**Requirement**
Transcribe every record that appears below, exactly and in full.

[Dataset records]
────────────────
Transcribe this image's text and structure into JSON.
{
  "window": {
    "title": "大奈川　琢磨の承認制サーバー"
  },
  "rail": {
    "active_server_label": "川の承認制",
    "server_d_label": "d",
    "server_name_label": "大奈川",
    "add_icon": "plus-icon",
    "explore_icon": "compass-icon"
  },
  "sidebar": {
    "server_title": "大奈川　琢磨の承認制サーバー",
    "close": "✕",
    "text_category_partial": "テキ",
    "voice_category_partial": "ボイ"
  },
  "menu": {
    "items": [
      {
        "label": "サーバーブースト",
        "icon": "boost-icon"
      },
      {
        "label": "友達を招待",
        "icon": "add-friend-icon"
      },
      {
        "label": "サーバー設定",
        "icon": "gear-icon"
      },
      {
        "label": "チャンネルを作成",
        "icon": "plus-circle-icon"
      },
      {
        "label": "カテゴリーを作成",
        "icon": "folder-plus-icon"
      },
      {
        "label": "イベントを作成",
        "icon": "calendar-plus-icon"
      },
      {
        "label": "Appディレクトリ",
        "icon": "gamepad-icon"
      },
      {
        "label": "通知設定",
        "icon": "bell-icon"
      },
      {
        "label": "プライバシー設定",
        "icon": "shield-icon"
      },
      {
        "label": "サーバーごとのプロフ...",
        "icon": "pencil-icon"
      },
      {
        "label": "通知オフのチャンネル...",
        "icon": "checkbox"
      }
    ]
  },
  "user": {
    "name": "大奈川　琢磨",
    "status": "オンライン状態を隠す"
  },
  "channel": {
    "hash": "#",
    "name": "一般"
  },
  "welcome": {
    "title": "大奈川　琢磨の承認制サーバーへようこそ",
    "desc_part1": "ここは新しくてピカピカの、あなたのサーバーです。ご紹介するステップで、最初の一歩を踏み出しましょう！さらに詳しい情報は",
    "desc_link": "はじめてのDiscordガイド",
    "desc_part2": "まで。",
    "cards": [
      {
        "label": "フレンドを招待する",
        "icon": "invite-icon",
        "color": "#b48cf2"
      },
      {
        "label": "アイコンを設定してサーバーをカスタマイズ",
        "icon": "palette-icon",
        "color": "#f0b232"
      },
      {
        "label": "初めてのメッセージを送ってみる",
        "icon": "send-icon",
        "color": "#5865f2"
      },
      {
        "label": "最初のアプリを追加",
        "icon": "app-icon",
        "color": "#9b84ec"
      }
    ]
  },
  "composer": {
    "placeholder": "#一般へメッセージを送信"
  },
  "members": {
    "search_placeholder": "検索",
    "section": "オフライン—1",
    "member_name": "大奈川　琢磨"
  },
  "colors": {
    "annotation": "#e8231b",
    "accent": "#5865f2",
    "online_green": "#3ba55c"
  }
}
────────────────
**Complete response**
Transcribe this image's text and structure into JSON.
{
  "window": {
    "title": "大奈川　琢磨の承認制サーバー"
  },
  "rail": {
    "active_server_label": "川の承認制",
    "server_d_label": "d",
    "server_name_label": "大奈川",
    "add_icon": "plus-icon",
    "explore_icon": "compass-icon"
  },
  "sidebar": {
    "server_title": "大奈川　琢磨の承認制サーバー",
    "close": "✕",
    "text_category_partial": "テキ",
    "voice_category_partial": "ボイ"
  },
  "menu": {
    "items": [
      {
        "label": "サーバーブースト",
        "icon": "boost-icon"
      },
      {
        "label": "友達を招待",
        "icon": "add-friend-icon"
      },
      {
        "label": "サーバー設定",
        "icon": "gear-icon"
      },
      {
        "label": "チャンネルを作成",
        "icon": "plus-circle-icon"
      },
      {
        "label": "カテゴリーを作成",
        "icon": "folder-plus-icon"
      },
      {
        "label": "イベントを作成",
        "icon": "calendar-plus-icon"
      },
      {
        "label": "Appディレクトリ",
        "icon": "gamepad-icon"
      },
      {
        "label": "通知設定",
        "icon": "bell-icon"
      },
      {
        "label": "プライバシー設定",
        "icon": "shield-icon"
      },
      {
        "label": "サーバーごとのプロフ...",
        "icon": "pencil-icon"
      },
      {
        "label": "通知オフのチャンネル...",
        "icon": "checkbox"
      }
    ]
  },
  "user": {
    "name": "大奈川　琢磨",
    "status": "オンライン状態を隠す"
  },
  "channel": {
    "hash": "#",
    "name": "一般"
  },
  "welcome": {
    "title": "大奈川　琢磨の承認制サーバーへようこそ",
    "desc_part1": "ここは新しくてピカピカの、あなたのサーバーです。ご紹介するステップで、最初の一歩を踏み出しましょう！さらに詳しい情報は",
    "desc_link": "はじめてのDiscordガイド",
    "desc_part2": "まで。",
    "cards": [
      {
        "label": "フレンドを招待する",
        "icon": "invite-icon",
        "color": "#b48cf2"
      },
      {
        "label": "アイコンを設定してサーバーをカスタマイズ",
        "icon": "palette-icon",
        "color": "#f0b232"
      },
      {
        "label": "初めてのメッセージを送ってみる",
        "icon": "send-icon",
        "color": "#5865f2"
      },
      {
        "label": "最初のアプリを追加",
        "icon": "app-icon",
        "color": "#9b84ec"
      }
    ]
  },
  "composer": {
    "placeholder": "#一般へメッセージを送信"
  },
  "members": {
    "search_placeholder": "検索",
    "section": "オフライン—1",
    "member_name": "大奈川　琢磨"
  },
  "colors": {
    "annotation": "#e8231b",
    "accent": "#5865f2",
    "online_green": "#3ba55c"
  }
}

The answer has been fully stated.